* **Records provided**
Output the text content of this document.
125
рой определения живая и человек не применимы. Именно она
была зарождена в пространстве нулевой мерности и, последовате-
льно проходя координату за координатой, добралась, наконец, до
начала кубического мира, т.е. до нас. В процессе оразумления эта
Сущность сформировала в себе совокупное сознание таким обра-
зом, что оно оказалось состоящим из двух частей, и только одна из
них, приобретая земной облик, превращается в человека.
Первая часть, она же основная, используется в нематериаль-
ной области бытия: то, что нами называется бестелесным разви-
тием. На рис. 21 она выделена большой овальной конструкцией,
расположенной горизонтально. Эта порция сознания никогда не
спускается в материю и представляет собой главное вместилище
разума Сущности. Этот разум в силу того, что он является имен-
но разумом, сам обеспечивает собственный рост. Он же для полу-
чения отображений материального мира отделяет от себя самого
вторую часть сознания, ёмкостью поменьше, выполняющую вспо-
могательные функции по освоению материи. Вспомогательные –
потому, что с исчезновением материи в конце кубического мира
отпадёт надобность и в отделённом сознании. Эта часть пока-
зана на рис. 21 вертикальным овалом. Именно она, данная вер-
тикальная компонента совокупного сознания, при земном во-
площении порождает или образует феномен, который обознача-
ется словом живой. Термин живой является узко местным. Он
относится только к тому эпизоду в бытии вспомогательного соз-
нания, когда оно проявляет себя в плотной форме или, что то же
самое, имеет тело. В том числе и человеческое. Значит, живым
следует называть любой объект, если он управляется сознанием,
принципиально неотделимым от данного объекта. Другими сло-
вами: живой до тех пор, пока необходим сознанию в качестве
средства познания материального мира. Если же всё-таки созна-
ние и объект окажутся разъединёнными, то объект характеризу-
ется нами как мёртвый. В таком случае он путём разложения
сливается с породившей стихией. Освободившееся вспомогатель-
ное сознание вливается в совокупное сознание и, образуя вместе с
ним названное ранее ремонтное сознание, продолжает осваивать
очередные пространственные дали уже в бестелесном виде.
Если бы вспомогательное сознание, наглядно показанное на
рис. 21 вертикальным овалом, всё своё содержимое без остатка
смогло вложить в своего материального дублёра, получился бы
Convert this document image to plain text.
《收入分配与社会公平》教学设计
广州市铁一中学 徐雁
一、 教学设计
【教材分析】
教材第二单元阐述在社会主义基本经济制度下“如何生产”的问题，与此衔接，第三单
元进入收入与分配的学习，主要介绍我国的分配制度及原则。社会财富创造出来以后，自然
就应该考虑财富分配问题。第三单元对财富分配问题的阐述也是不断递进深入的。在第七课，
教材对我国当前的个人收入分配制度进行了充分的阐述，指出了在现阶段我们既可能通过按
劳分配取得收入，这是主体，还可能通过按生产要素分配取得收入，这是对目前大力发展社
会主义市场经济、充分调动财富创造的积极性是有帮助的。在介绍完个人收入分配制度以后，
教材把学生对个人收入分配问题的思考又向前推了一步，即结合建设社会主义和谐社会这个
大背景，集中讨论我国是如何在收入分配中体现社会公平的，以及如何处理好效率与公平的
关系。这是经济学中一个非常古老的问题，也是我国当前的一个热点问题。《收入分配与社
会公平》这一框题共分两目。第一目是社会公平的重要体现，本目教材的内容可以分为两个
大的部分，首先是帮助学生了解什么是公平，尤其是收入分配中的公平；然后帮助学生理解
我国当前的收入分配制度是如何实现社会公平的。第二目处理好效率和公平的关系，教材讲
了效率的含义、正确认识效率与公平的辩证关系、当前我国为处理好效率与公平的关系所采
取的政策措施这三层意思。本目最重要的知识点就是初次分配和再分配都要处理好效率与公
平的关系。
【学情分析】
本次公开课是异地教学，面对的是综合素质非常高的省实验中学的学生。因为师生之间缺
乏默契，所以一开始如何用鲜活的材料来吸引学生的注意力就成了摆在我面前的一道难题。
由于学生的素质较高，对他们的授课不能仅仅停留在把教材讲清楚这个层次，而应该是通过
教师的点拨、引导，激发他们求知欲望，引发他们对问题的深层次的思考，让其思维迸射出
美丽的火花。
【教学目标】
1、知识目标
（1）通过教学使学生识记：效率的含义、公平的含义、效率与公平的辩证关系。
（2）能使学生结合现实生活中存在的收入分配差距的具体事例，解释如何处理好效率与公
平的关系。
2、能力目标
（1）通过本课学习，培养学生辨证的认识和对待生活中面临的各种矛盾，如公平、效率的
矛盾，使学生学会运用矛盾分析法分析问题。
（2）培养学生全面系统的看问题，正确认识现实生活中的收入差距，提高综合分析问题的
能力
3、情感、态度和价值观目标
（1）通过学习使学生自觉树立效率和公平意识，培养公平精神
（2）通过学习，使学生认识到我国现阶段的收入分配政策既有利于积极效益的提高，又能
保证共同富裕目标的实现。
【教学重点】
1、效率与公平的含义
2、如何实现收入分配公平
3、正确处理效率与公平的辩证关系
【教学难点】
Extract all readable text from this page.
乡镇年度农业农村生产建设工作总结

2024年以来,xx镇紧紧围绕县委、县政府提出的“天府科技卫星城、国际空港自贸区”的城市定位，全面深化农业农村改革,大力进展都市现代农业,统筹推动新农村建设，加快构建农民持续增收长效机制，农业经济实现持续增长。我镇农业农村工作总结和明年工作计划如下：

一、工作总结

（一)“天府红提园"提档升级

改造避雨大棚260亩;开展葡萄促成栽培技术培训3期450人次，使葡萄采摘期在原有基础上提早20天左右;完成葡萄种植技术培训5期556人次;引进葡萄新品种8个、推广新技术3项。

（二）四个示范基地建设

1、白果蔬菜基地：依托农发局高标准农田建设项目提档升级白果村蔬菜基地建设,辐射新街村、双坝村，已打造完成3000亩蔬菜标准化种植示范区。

* **Stated goal**
Using the exact wording, write out all of the records.

* **Full response**
Output the text content of this document.
125
рой определения живая и человек не применимы. Именно она
была зарождена в пространстве нулевой мерности и, последовате-
льно проходя координату за координатой, добралась, наконец, до
начала кубического мира, т.е. до нас. В процессе оразумления эта
Сущность сформировала в себе совокупное сознание таким обра-
зом, что оно оказалось состоящим из двух частей, и только одна из
них, приобретая земной облик, превращается в человека.
Первая часть, она же основная, используется в нематериаль-
ной области бытия: то, что нами называется бестелесным разви-
тием. На рис. 21 она выделена большой овальной конструкцией,
расположенной горизонтально. Эта порция сознания никогда не
спускается в материю и представляет собой главное вместилище
разума Сущности. Этот разум в силу того, что он является имен-
но разумом, сам обеспечивает собственный рост. Он же для полу-
чения отображений материального мира отделяет от себя самого
вторую часть сознания, ёмкостью поменьше, выполняющую вспо-
могательные функции по освоению материи. Вспомогательные –
потому, что с исчезновением материи в конце кубического мира
отпадёт надобность и в отделённом сознании. Эта часть пока-
зана на рис. 21 вертикальным овалом. Именно она, данная вер-
тикальная компонента совокупного сознания, при земном во-
площении порождает или образует феномен, который обознача-
ется словом живой. Термин живой является узко местным. Он
относится только к тому эпизоду в бытии вспомогательного соз-
нания, когда оно проявляет себя в плотной форме или, что то же
самое, имеет тело. В том числе и человеческое. Значит, живым
следует называть любой объект, если он управляется сознанием,
принципиально неотделимым от данного объекта. Другими сло-
вами: живой до тех пор, пока необходим сознанию в качестве
средства познания материального мира. Если же всё-таки созна-
ние и объект окажутся разъединёнными, то объект характеризу-
ется нами как мёртвый. В таком случае он путём разложения
сливается с породившей стихией. Освободившееся вспомогатель-
ное сознание вливается в совокупное сознание и, образуя вместе с
ним названное ранее ремонтное сознание, продолжает осваивать
очередные пространственные дали уже в бестелесном виде.
Если бы вспомогательное сознание, наглядно показанное на
рис. 21 вертикальным овалом, всё своё содержимое без остатка
смогло вложить в своего материального дублёра, получился бы
Convert this document image to plain text.
《收入分配与社会公平》教学设计
广州市铁一中学 徐雁
一、 教学设计
【教材分析】
教材第二单元阐述在社会主义基本经济制度下“如何生产”的问题，与此衔接，第三单
元进入收入与分配的学习，主要介绍我国的分配制度及原则。社会财富创造出来以后，自然
就应该考虑财富分配问题。第三单元对财富分配问题的阐述也是不断递进深入的。在第七课，
教材对我国当前的个人收入分配制度进行了充分的阐述，指出了在现阶段我们既可能通过按
劳分配取得收入，这是主体，还可能通过按生产要素分配取得收入，这是对目前大力发展社
会主义市场经济、充分调动财富创造的积极性是有帮助的。在介绍完个人收入分配制度以后，
教材把学生对个人收入分配问题的思考又向前推了一步，即结合建设社会主义和谐社会这个
大背景，集中讨论我国是如何在收入分配中体现社会公平的，以及如何处理好效率与公平的
关系。这是经济学中一个非常古老的问题，也是我国当前的一个热点问题。《收入分配与社
会公平》这一框题共分两目。第一目是社会公平的重要体现，本目教材的内容可以分为两个
大的部分，首先是帮助学生了解什么是公平，尤其是收入分配中的公平；然后帮助学生理解
我国当前的收入分配制度是如何实现社会公平的。第二目处理好效率和公平的关系，教材讲
了效率的含义、正确认识效率与公平的辩证关系、当前我国为处理好效率与公平的关系所采
取的政策措施这三层意思。本目最重要的知识点就是初次分配和再分配都要处理好效率与公
平的关系。
【学情分析】
本次公开课是异地教学，面对的是综合素质非常高的省实验中学的学生。因为师生之间缺
乏默契，所以一开始如何用鲜活的材料来吸引学生的注意力就成了摆在我面前的一道难题。
由于学生的素质较高，对他们的授课不能仅仅停留在把教材讲清楚这个层次，而应该是通过
教师的点拨、引导，激发他们求知欲望，引发他们对问题的深层次的思考，让其思维迸射出
美丽的火花。
【教学目标】
1、知识目标
（1）通过教学使学生识记：效率的含义、公平的含义、效率与公平的辩证关系。
（2）能使学生结合现实生活中存在的收入分配差距的具体事例，解释如何处理好效率与公
平的关系。
2、能力目标
（1）通过本课学习，培养学生辨证的认识和对待生活中面临的各种矛盾，如公平、效率的
矛盾，使学生学会运用矛盾分析法分析问题。
（2）培养学生全面系统的看问题，正确认识现实生活中的收入差距，提高综合分析问题的
能力
3、情感、态度和价值观目标
（1）通过学习使学生自觉树立效率和公平意识，培养公平精神
（2）通过学习，使学生认识到我国现阶段的收入分配政策既有利于积极效益的提高，又能
保证共同富裕目标的实现。
【教学重点】
1、效率与公平的含义
2、如何实现收入分配公平
3、正确处理效率与公平的辩证关系
【教学难点】
Extract all readable text from this page.
乡镇年度农业农村生产建设工作总结

2024年以来,xx镇紧紧围绕县委、县政府提出的“天府科技卫星城、国际空港自贸区”的城市定位，全面深化农业农村改革,大力进展都市现代农业,统筹推动新农村建设，加快构建农民持续增收长效机制，农业经济实现持续增长。我镇农业农村工作总结和明年工作计划如下：

一、工作总结

（一)“天府红提园"提档升级

改造避雨大棚260亩;开展葡萄促成栽培技术培训3期450人次，使葡萄采摘期在原有基础上提早20天左右;完成葡萄种植技术培训5期556人次;引进葡萄新品种8个、推广新技术3项。

（二）四个示范基地建设

1、白果蔬菜基地：依托农发局高标准农田建设项目提档升级白果村蔬菜基地建设,辐射新街村、双坝村，已打造完成3000亩蔬菜标准化种植示范区。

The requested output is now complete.